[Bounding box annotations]
- - - - -

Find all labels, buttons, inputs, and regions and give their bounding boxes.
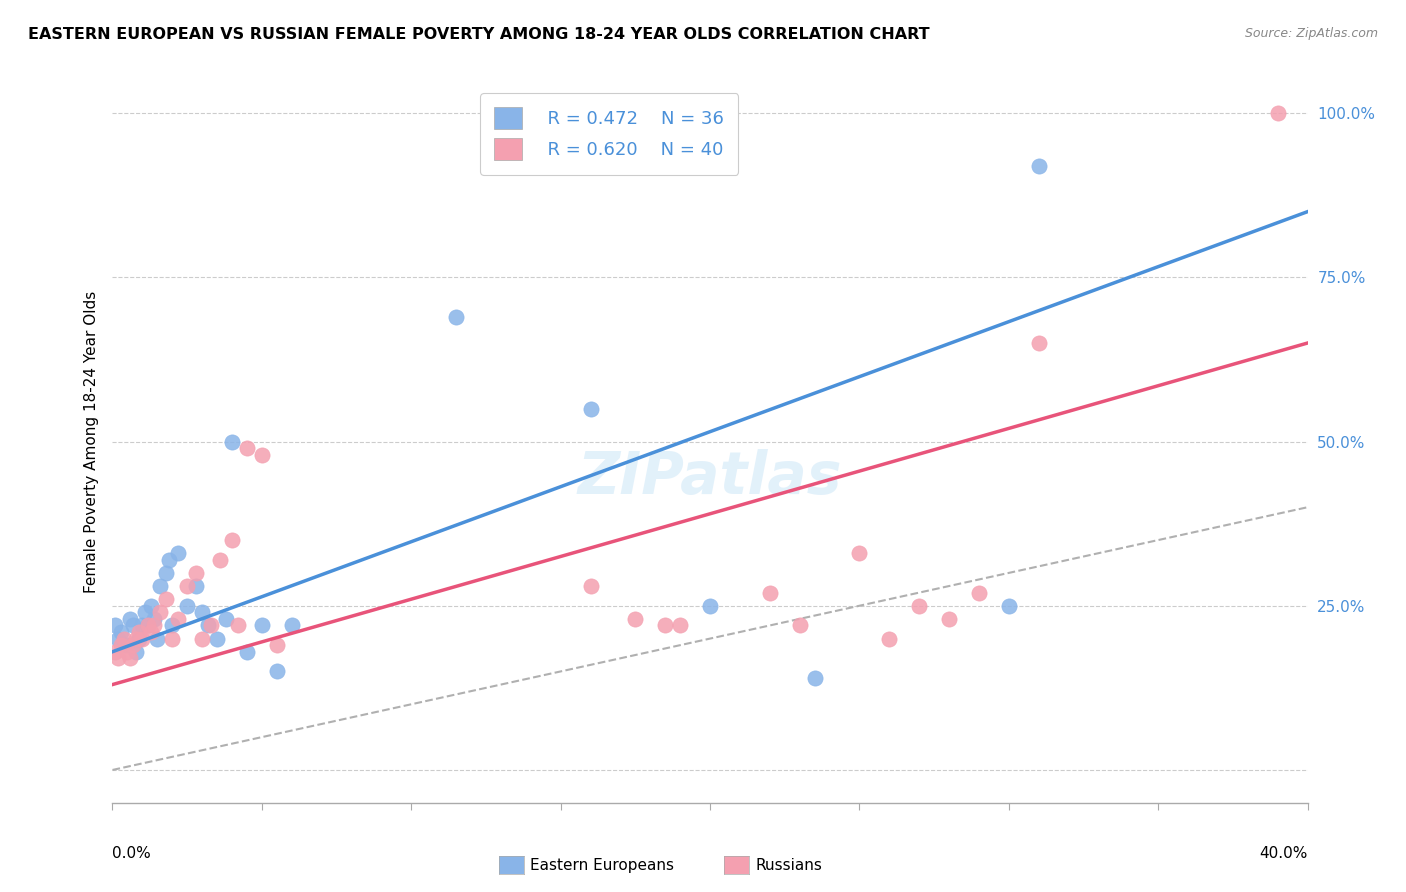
Point — [200, 618, 222, 632]
Point — [221, 434, 243, 449]
Point — [107, 632, 129, 646]
Point — [125, 632, 148, 646]
Point — [134, 605, 156, 619]
Point — [120, 612, 142, 626]
Text: Russians: Russians — [755, 858, 823, 872]
Point — [143, 618, 166, 632]
Text: 0.0%: 0.0% — [112, 847, 152, 861]
Point — [122, 638, 145, 652]
Point — [191, 632, 214, 646]
Point — [110, 625, 132, 640]
Point — [128, 632, 150, 646]
Point — [114, 632, 135, 646]
Point — [209, 553, 232, 567]
Point — [967, 585, 990, 599]
Point — [157, 553, 180, 567]
Point — [128, 625, 150, 640]
Point — [205, 632, 228, 646]
Point — [624, 612, 647, 626]
Point — [117, 645, 139, 659]
Y-axis label: Female Poverty Among 18-24 Year Olds: Female Poverty Among 18-24 Year Olds — [83, 291, 98, 592]
Point — [250, 618, 273, 632]
Point — [236, 645, 259, 659]
Point — [215, 612, 238, 626]
Point — [131, 632, 153, 646]
Point — [162, 618, 183, 632]
Point — [908, 599, 931, 613]
Point — [789, 618, 811, 632]
Point — [236, 441, 259, 455]
Point — [998, 599, 1021, 613]
Point — [104, 645, 127, 659]
Point — [1267, 106, 1289, 120]
Point — [167, 612, 190, 626]
Text: EASTERN EUROPEAN VS RUSSIAN FEMALE POVERTY AMONG 18-24 YEAR OLDS CORRELATION CHA: EASTERN EUROPEAN VS RUSSIAN FEMALE POVER… — [28, 27, 929, 42]
Point — [266, 665, 288, 679]
Point — [107, 651, 129, 665]
Point — [444, 310, 467, 324]
Point — [221, 533, 243, 547]
Point — [120, 651, 142, 665]
Point — [281, 618, 304, 632]
Point — [699, 599, 721, 613]
Point — [803, 671, 825, 685]
Point — [879, 632, 901, 646]
Point — [141, 599, 163, 613]
Point — [191, 605, 214, 619]
Point — [162, 632, 183, 646]
Point — [149, 605, 172, 619]
Point — [186, 566, 208, 580]
Text: 40.0%: 40.0% — [1260, 847, 1308, 861]
Point — [654, 618, 676, 632]
Point — [117, 638, 139, 652]
Point — [125, 645, 148, 659]
Point — [579, 401, 602, 416]
Point — [146, 632, 169, 646]
Point — [250, 448, 273, 462]
Text: ZIPatlas: ZIPatlas — [578, 450, 842, 506]
Point — [226, 618, 249, 632]
Point — [143, 612, 166, 626]
Point — [149, 579, 172, 593]
Point — [197, 618, 219, 632]
Point — [848, 546, 870, 560]
Point — [1028, 159, 1050, 173]
Point — [155, 592, 177, 607]
Point — [176, 599, 198, 613]
Text: Eastern Europeans: Eastern Europeans — [530, 858, 673, 872]
Point — [1028, 336, 1050, 351]
Point — [138, 618, 160, 632]
Point — [141, 625, 163, 640]
Point — [669, 618, 692, 632]
Point — [266, 638, 288, 652]
Point — [759, 585, 782, 599]
Point — [186, 579, 208, 593]
Point — [176, 579, 198, 593]
Point — [110, 638, 132, 652]
Point — [938, 612, 960, 626]
Legend:   R = 0.472    N = 36,   R = 0.620    N = 40: R = 0.472 N = 36, R = 0.620 N = 40 — [479, 93, 738, 175]
Point — [167, 546, 190, 560]
Point — [138, 618, 160, 632]
Text: Source: ZipAtlas.com: Source: ZipAtlas.com — [1244, 27, 1378, 40]
Point — [131, 618, 153, 632]
Point — [579, 579, 602, 593]
Point — [155, 566, 177, 580]
Point — [122, 618, 145, 632]
Point — [104, 618, 127, 632]
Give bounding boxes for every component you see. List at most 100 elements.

- - - - -

> _EXERCISE PROMPT_: Render every line of the material above as a JSON list of strings, one string per line, with no blank lines and no picture placeholders.

> _RESULT_:
[
  "Find all labels, buttons, inputs, and regions and give their bounding boxes.",
  "Point — [200, 618, 222, 632]",
  "Point — [221, 434, 243, 449]",
  "Point — [107, 632, 129, 646]",
  "Point — [125, 632, 148, 646]",
  "Point — [134, 605, 156, 619]",
  "Point — [120, 612, 142, 626]",
  "Text: Russians: Russians — [755, 858, 823, 872]",
  "Point — [143, 618, 166, 632]",
  "Text: 0.0%: 0.0% — [112, 847, 152, 861]",
  "Point — [122, 638, 145, 652]",
  "Point — [191, 632, 214, 646]",
  "Point — [110, 625, 132, 640]",
  "Point — [128, 632, 150, 646]",
  "Point — [114, 632, 135, 646]",
  "Point — [209, 553, 232, 567]",
  "Point — [967, 585, 990, 599]",
  "Point — [157, 553, 180, 567]",
  "Point — [128, 625, 150, 640]",
  "Point — [205, 632, 228, 646]",
  "Point — [624, 612, 647, 626]",
  "Point — [117, 645, 139, 659]",
  "Y-axis label: Female Poverty Among 18-24 Year Olds: Female Poverty Among 18-24 Year Olds — [83, 291, 98, 592]",
  "Point — [250, 618, 273, 632]",
  "Point — [236, 645, 259, 659]",
  "Point — [215, 612, 238, 626]",
  "Point — [131, 632, 153, 646]",
  "Point — [162, 618, 183, 632]",
  "Point — [908, 599, 931, 613]",
  "Point — [789, 618, 811, 632]",
  "Point — [236, 441, 259, 455]",
  "Point — [998, 599, 1021, 613]",
  "Point — [104, 645, 127, 659]",
  "Point — [1267, 106, 1289, 120]",
  "Point — [167, 612, 190, 626]",
  "Text: EASTERN EUROPEAN VS RUSSIAN FEMALE POVERTY AMONG 18-24 YEAR OLDS CORRELATION CHA: EASTERN EUROPEAN VS RUSSIAN FEMALE POVER… — [28, 27, 929, 42]",
  "Point — [266, 665, 288, 679]",
  "Point — [107, 651, 129, 665]",
  "Point — [444, 310, 467, 324]",
  "Point — [221, 533, 243, 547]",
  "Point — [120, 651, 142, 665]",
  "Point — [281, 618, 304, 632]",
  "Point — [699, 599, 721, 613]",
  "Point — [803, 671, 825, 685]",
  "Point — [879, 632, 901, 646]",
  "Point — [141, 599, 163, 613]",
  "Point — [191, 605, 214, 619]",
  "Point — [162, 632, 183, 646]",
  "Point — [149, 605, 172, 619]",
  "Point — [186, 566, 208, 580]",
  "Text: 40.0%: 40.0% — [1260, 847, 1308, 861]",
  "Point — [654, 618, 676, 632]",
  "Point — [117, 638, 139, 652]",
  "Point — [125, 645, 148, 659]",
  "Point — [579, 401, 602, 416]",
  "Point — [146, 632, 169, 646]",
  "Point — [250, 448, 273, 462]",
  "Text: ZIPatlas: ZIPatlas — [578, 450, 842, 506]",
  "Point — [226, 618, 249, 632]",
  "Point — [143, 612, 166, 626]",
  "Point — [149, 579, 172, 593]",
  "Point — [197, 618, 219, 632]",
  "Point — [848, 546, 870, 560]",
  "Point — [1028, 159, 1050, 173]",
  "Point — [155, 592, 177, 607]",
  "Point — [176, 599, 198, 613]",
  "Text: Eastern Europeans: Eastern Europeans — [530, 858, 673, 872]",
  "Point — [1028, 336, 1050, 351]",
  "Point — [138, 618, 160, 632]",
  "Point — [141, 625, 163, 640]",
  "Point — [669, 618, 692, 632]",
  "Point — [266, 638, 288, 652]",
  "Point — [759, 585, 782, 599]",
  "Point — [186, 579, 208, 593]",
  "Point — [176, 579, 198, 593]",
  "Point — [110, 638, 132, 652]",
  "Point — [938, 612, 960, 626]",
  "Legend:   R = 0.472    N = 36,   R = 0.620    N = 40: R = 0.472 N = 36, R = 0.620 N = 40 — [479, 93, 738, 175]",
  "Point — [167, 546, 190, 560]",
  "Point — [138, 618, 160, 632]",
  "Text: Source: ZipAtlas.com: Source: ZipAtlas.com — [1244, 27, 1378, 40]",
  "Point — [131, 618, 153, 632]",
  "Point — [579, 579, 602, 593]",
  "Point — [155, 566, 177, 580]",
  "Point — [122, 618, 145, 632]",
  "Point — [104, 618, 127, 632]",
  "Give bounding boxes for every component you see. List at most 100 elements."
]